Исходный текст>
- Век двадцатый явился спасателем,
- потому и гордимся мы им.
- Было трудно в России писателям,
- достоевским и разным толстым.
- Чужды были им сборища шумные,
- обходились без творческих уз,
- и поэтому головы умные
- их собрали в единый Союз.
- Всё вдруг ожило, всё вдруг устроилось,
- всё наладилось: только бы жить.
- И писателей сразу утроилось,
- так что есть кем кого заменить.
- В главном зале под коркою глянцевой,
- чтоб никто отвертеться не смог,
- перед кровными и иностранцами
- вожделенный разлегся пирог.
- И, забывши всё мелкое, личное,
- каждый мог, отпихнувши врага,
- выбить место себе поприличнее
- и урвать от того пирога…
- Я не знаю, на что и рассчитываю,
- но с большим удивленьем гляжу,
- как и сам от той корки отщипываю
- и с надеждой туда прихожу.
К счастью, провал не заставил Окуджаву отказаться от публичных выступлений. Уже в сентябре 1960 года он снова произвел фурор в Ленинграде – на этот раз в аудитории куда большей, чем скромный зал Дома кино. 20 сентября «Литературка» проводила в главном зале Дворца культуры имени Первой пятилетки общегородскую читательскую конференцию. Выступали в основном питерские авторы – сначала Ольга Берггольц, потом Юрий Герман, стяжавший дружные аплодисменты (он ругал «Литгазету» за необъективность – там чуть не в каждом номере фотопортреты Шолохова, а о живой и актуальной литературе ни слова, и «оплевывают грязью Эренбурга»; москвичи вяло оправдывались). Окуджава все время молчал, сидя в президиуме, и выглядел странно высокомерным, хоть и был там младше всех. В конце конференции он взял прислоненную к стулу гитару и вышел на авансцену. Установил на ней стул. Поставил на него ногу, подстроил гитару и запел «Бумажного солдата». На этой встрече присутствовал ленинградский филолог Борис Фрезинский. По его воспоминаниям, зал – насторожившийся при виде поэта с гитарой – был покорен первыми же строчками. И дискуссия мгновенно улеглась – стало ясно, что все эти споры, по сути, мимо темы. Литературная полемика представилась чем-то малозначащим. Либералы-прогрессисты и неоконсерваторы завороженно слушали. Москвичи гордо улыбались: вот кто у нас есть!

Задания>
**1.** Объясните, почему в стихотворении из исходного текста писателей собрали «в единый Союз».
**2.** Какую песню Окуджава запел в конце конференции, судя по исходному тексту?
**3.** Продолжите исходный текст с места, где он заканчивается.

Имеющиеся данные>
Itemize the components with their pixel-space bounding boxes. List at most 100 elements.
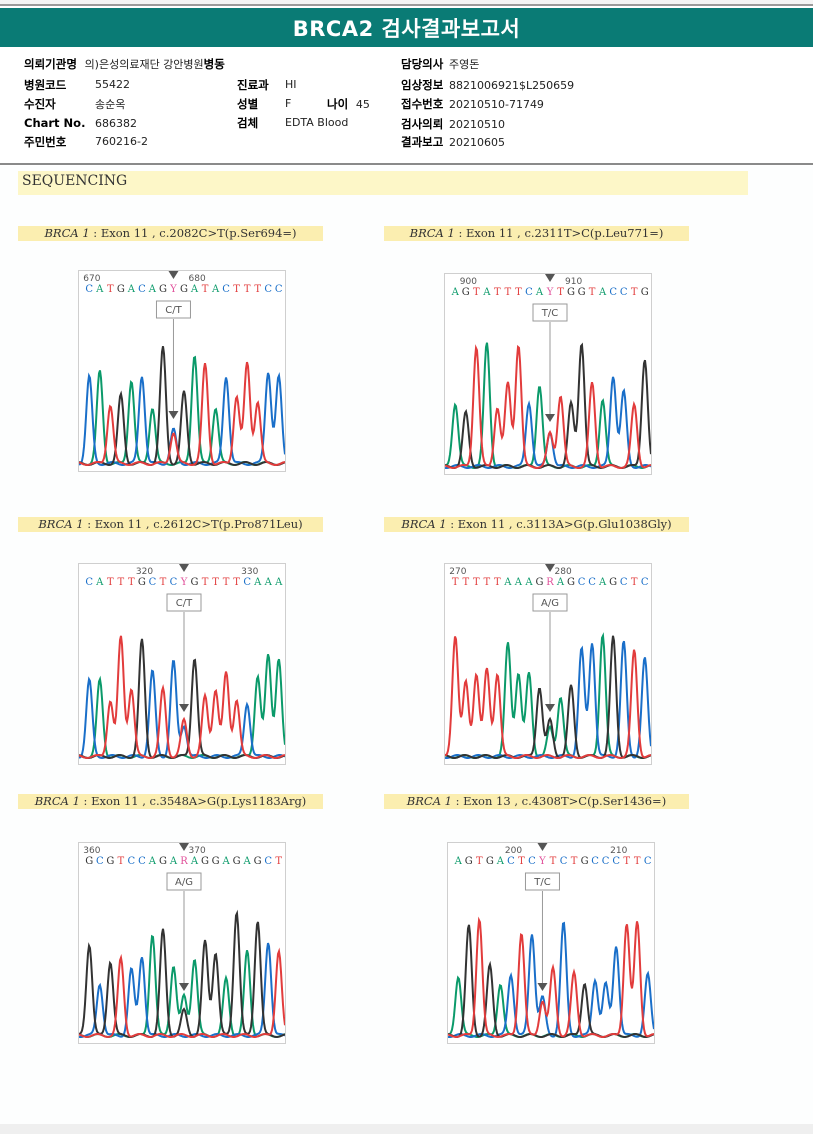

Ответы>
**1.** В России писателям было трудно: им были чужды шумные сборища, и они обходились без творческих уз. Поэтому «головы умные» и собрали их в единый Союз.

**2.** «Бумажного солдата».

**3.**
Но в Москве больших выступлений у него не было до июня 1961 года – до вечера в кафе «Артистическое», на котором он впервые спел «На мне костюмчик серый-серый»:
- А люди в зале плачут-плачут —
- Не потому, что я велик,
- И не меня они жалеют,
- А им себя, наверно, жаль.
А скандал в Доме кино скоро забылся. Даже из «Песенки о моей гитаре» исчезла строчка «Пусть Ардаматский свое кричит». Стало – «Пускай завистник свое кричит». И то сказать – кто из внимающих этой гитаре помнит теперь Ардаматского?
Глава десятая
«ЧЕРНЫЙ КОТ» И «ЧЕРНЫЙ МЕССЕР»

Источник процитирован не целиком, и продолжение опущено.